EXERCISE: Count every line that includes the string "speaker" in the entries that follow. Nothing besides the number is needed.

RECORDS PROVIDED:
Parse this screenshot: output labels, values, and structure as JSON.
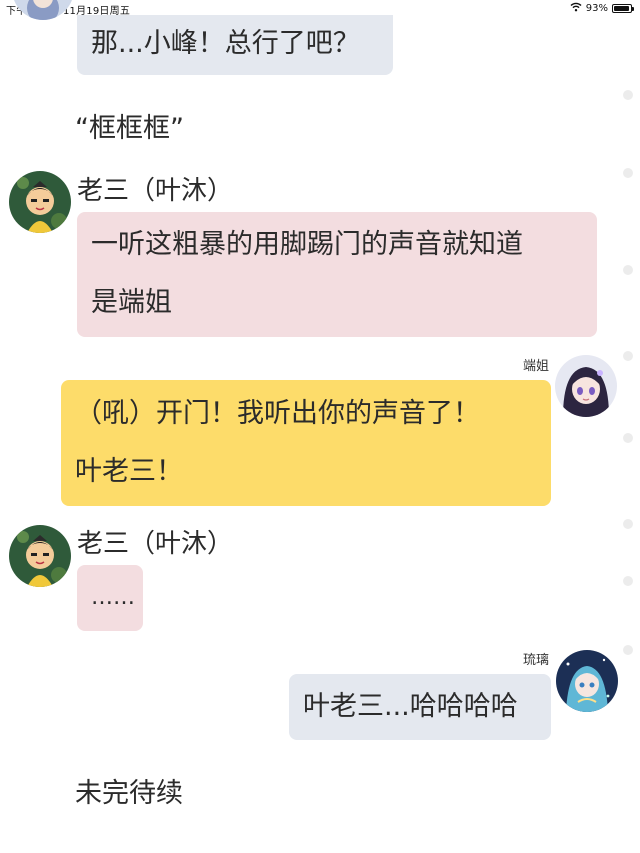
{
  "status_bar": {
    "time": "下午10:07",
    "date": "11月19日周五",
    "battery": "93%",
    "battery_level": 0.93
  },
  "messages": [
    {
      "speaker": "",
      "text": "那...小峰！总行了吧？"
    },
    {
      "narration": "“框框框”"
    },
    {
      "speaker": "老三（叶沐）",
      "text_lines": [
        "一听这粗暴的用脚踢门的声音就知道",
        "是端姐"
      ]
    },
    {
      "speaker": "端姐",
      "text_lines": [
        "（吼）开门！我听出你的声音了！",
        "叶老三！"
      ]
    },
    {
      "speaker": "老三（叶沐）",
      "text": "……"
    },
    {
      "speaker": "琉璃",
      "text": "叶老三...哈哈哈哈"
    },
    {
      "narration": "未完待续"
    }
  ],
  "colors": {
    "grey_bubble": "#e4e8ef",
    "pink_bubble": "#f3dde0",
    "yellow_bubble": "#fddc6a"
  },
  "icons": {
    "wifi": "wifi-icon",
    "battery": "battery-icon"
  }
}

EXERCISE ANSWER: 5